- TO DO -
Each line containing the word "Deckkraft" needs to be copied.

┌─ RECORDED DATA

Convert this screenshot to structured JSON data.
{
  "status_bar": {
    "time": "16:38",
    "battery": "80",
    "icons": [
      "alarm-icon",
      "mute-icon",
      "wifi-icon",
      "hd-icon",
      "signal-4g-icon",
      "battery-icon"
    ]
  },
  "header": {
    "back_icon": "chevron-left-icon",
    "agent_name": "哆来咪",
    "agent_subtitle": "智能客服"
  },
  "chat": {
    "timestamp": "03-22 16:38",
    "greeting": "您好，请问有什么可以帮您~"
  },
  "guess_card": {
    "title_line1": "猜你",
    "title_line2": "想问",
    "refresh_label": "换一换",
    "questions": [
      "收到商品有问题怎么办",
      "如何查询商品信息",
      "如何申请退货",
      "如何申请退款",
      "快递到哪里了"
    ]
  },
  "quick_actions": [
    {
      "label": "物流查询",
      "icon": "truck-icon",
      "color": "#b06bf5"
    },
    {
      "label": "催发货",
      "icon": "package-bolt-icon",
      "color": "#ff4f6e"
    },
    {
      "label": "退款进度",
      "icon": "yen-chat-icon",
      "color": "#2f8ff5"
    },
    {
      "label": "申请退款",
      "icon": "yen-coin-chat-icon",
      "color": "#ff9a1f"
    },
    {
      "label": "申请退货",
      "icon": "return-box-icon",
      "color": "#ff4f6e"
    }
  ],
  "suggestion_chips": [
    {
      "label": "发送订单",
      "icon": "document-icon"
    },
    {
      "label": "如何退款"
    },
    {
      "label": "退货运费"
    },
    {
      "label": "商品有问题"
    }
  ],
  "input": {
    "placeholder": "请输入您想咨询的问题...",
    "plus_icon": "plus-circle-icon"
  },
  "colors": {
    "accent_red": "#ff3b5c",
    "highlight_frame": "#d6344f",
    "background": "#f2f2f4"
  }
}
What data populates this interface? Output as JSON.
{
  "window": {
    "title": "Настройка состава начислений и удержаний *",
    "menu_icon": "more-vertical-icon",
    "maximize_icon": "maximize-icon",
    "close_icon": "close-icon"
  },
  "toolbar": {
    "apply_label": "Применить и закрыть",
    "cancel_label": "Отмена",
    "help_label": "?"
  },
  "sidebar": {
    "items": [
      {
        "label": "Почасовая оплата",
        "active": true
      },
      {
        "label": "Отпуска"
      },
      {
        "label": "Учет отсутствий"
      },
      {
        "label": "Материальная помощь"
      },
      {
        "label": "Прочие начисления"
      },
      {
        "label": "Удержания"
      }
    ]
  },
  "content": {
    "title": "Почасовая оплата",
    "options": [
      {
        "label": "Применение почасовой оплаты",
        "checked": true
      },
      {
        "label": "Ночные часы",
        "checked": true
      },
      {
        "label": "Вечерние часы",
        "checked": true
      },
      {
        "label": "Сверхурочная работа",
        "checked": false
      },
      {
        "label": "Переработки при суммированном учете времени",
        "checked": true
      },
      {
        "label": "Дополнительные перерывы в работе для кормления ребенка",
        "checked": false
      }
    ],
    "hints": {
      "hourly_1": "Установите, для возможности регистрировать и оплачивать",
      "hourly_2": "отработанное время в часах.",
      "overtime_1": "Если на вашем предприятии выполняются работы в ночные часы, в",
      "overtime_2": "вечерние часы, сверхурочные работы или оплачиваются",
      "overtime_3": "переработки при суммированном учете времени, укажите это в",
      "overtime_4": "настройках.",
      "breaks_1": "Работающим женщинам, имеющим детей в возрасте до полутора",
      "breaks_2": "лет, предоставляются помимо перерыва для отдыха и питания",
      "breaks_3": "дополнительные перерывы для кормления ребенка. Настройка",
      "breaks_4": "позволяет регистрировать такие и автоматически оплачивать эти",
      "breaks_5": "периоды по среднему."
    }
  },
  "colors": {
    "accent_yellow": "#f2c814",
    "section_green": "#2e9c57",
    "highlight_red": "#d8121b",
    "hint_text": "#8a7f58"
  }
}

└─
┌─ RECORDED DATA

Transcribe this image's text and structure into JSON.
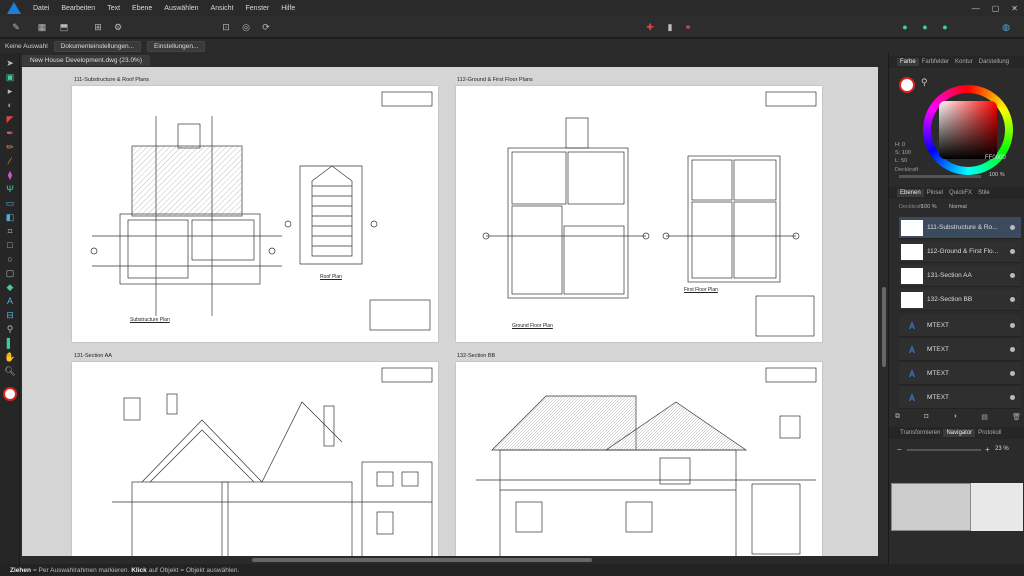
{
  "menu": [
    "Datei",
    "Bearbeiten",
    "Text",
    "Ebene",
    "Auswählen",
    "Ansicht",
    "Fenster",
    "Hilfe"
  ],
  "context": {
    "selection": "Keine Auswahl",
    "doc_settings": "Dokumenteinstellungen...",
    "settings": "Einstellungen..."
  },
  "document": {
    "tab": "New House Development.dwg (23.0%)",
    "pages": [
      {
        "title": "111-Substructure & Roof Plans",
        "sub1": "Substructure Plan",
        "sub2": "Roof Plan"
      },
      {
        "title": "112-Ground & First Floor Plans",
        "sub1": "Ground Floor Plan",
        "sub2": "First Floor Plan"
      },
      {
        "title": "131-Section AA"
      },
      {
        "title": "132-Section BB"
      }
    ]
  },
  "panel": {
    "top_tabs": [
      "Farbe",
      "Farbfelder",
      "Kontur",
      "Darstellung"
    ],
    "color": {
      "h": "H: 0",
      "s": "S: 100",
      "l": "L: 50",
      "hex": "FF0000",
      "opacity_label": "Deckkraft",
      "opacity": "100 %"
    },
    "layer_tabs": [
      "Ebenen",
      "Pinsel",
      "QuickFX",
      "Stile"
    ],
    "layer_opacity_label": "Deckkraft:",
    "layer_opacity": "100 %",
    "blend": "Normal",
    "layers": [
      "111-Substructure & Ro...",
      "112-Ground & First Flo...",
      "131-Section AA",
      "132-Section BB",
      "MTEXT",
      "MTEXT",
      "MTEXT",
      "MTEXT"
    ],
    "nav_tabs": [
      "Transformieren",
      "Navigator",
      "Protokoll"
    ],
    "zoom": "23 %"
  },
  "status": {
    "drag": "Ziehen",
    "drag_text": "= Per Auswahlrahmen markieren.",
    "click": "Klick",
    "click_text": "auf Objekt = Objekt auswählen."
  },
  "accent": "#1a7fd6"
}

└─
┌─ RECORDED DATA

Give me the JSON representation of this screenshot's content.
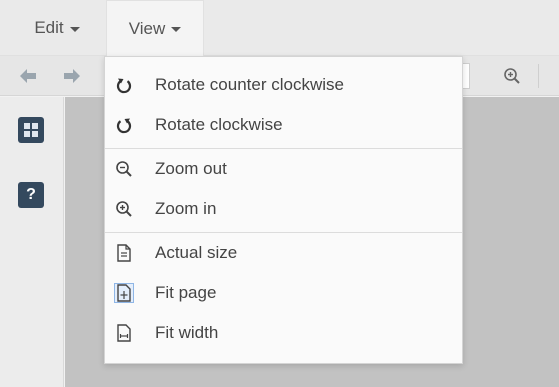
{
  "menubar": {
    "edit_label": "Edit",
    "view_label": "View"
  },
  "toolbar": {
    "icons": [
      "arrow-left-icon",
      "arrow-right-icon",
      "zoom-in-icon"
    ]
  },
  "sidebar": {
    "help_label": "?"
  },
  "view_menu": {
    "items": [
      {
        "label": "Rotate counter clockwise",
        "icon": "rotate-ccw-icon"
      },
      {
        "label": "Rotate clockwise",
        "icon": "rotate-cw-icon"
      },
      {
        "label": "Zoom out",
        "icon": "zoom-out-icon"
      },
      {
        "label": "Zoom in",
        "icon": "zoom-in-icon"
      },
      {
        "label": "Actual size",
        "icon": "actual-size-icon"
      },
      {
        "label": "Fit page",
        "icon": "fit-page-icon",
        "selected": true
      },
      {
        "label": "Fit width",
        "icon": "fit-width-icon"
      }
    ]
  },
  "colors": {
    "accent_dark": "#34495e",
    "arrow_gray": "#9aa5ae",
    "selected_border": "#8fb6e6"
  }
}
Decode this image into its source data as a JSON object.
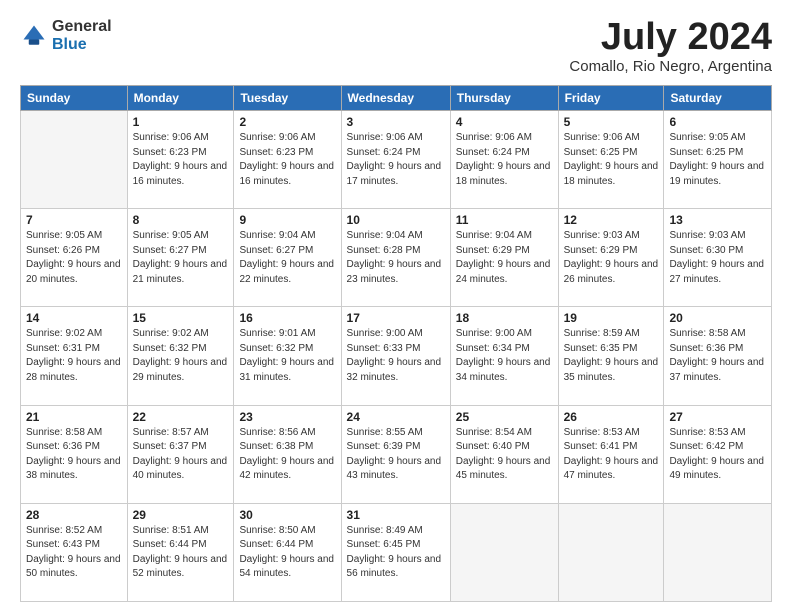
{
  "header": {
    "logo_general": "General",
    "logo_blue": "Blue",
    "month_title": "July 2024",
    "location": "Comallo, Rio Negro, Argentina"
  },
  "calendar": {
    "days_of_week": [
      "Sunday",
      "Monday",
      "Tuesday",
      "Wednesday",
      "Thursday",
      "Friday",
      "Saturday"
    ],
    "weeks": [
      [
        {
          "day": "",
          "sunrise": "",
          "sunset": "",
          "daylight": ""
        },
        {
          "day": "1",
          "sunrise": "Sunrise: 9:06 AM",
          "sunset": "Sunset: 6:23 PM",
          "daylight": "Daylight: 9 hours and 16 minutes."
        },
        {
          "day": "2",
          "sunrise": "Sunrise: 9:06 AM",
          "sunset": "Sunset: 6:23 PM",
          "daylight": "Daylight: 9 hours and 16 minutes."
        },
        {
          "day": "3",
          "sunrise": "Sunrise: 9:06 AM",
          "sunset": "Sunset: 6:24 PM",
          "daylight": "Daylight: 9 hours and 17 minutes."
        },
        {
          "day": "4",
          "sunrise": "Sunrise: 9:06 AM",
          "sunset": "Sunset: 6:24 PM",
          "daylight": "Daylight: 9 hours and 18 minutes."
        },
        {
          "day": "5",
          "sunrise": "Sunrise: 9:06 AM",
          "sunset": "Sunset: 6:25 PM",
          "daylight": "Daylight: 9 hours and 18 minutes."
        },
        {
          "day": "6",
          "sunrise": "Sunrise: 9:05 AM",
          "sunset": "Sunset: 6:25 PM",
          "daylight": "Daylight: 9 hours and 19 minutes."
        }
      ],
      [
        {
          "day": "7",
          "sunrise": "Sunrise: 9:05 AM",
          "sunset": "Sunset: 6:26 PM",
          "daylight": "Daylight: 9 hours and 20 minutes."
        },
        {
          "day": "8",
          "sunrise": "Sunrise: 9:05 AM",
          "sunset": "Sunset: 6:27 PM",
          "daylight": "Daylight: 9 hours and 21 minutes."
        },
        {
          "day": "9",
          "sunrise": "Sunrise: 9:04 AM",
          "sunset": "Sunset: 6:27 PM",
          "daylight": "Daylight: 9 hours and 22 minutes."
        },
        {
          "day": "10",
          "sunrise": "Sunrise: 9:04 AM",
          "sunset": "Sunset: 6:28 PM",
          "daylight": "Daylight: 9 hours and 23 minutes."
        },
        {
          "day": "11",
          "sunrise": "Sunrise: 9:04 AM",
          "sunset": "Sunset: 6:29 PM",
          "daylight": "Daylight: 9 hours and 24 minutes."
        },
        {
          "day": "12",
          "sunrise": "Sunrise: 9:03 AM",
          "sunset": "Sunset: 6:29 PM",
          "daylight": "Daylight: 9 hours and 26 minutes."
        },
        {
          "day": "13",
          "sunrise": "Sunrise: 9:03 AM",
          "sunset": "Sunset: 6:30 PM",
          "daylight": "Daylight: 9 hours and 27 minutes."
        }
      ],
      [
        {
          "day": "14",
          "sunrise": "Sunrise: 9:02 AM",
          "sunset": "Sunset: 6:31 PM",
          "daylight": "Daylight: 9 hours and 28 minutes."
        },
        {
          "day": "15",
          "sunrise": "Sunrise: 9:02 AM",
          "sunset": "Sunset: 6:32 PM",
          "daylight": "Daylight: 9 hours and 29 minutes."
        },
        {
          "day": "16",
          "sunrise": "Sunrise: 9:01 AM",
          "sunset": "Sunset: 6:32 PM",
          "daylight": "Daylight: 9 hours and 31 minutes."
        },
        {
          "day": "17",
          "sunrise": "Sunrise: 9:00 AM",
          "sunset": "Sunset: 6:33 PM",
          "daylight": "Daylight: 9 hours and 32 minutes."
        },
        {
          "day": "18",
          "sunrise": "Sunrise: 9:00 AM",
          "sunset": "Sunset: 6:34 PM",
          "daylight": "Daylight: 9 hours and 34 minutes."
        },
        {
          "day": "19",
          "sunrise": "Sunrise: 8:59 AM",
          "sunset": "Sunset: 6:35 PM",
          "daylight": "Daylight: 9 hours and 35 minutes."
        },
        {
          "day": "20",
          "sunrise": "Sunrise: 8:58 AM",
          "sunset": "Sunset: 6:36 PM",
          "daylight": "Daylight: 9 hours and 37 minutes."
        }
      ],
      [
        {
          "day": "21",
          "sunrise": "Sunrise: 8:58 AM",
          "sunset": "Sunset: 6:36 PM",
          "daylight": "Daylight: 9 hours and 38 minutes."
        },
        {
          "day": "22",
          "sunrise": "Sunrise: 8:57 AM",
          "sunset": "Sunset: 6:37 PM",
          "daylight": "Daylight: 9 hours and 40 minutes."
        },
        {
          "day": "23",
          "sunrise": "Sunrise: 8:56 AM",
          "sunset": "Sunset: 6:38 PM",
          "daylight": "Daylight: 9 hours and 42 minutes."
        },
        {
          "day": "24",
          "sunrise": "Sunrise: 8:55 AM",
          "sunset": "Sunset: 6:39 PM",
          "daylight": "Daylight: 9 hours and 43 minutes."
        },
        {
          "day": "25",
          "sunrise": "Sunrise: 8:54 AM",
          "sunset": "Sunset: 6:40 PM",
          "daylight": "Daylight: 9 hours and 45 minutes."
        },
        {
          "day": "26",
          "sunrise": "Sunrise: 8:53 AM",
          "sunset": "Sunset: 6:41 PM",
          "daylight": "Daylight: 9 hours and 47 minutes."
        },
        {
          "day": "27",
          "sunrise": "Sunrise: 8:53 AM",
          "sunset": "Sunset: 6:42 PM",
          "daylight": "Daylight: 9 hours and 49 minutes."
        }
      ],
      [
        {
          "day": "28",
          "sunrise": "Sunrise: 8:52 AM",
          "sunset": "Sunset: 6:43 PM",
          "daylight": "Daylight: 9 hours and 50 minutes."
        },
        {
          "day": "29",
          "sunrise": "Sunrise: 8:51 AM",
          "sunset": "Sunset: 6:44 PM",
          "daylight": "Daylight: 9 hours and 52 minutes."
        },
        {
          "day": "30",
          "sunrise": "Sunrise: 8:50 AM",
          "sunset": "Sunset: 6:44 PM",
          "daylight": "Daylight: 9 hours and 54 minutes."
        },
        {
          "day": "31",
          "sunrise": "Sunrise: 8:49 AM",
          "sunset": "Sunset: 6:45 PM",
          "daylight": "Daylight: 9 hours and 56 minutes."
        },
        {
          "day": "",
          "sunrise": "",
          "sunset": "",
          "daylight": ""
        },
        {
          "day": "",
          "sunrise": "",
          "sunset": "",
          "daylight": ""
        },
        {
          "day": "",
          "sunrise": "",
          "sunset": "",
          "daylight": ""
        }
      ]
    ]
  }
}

└─

- PROBLEM SOLUTION -
      "opacity_label": "Deckkraft",
    "layer_opacity_label": "Deckkraft:",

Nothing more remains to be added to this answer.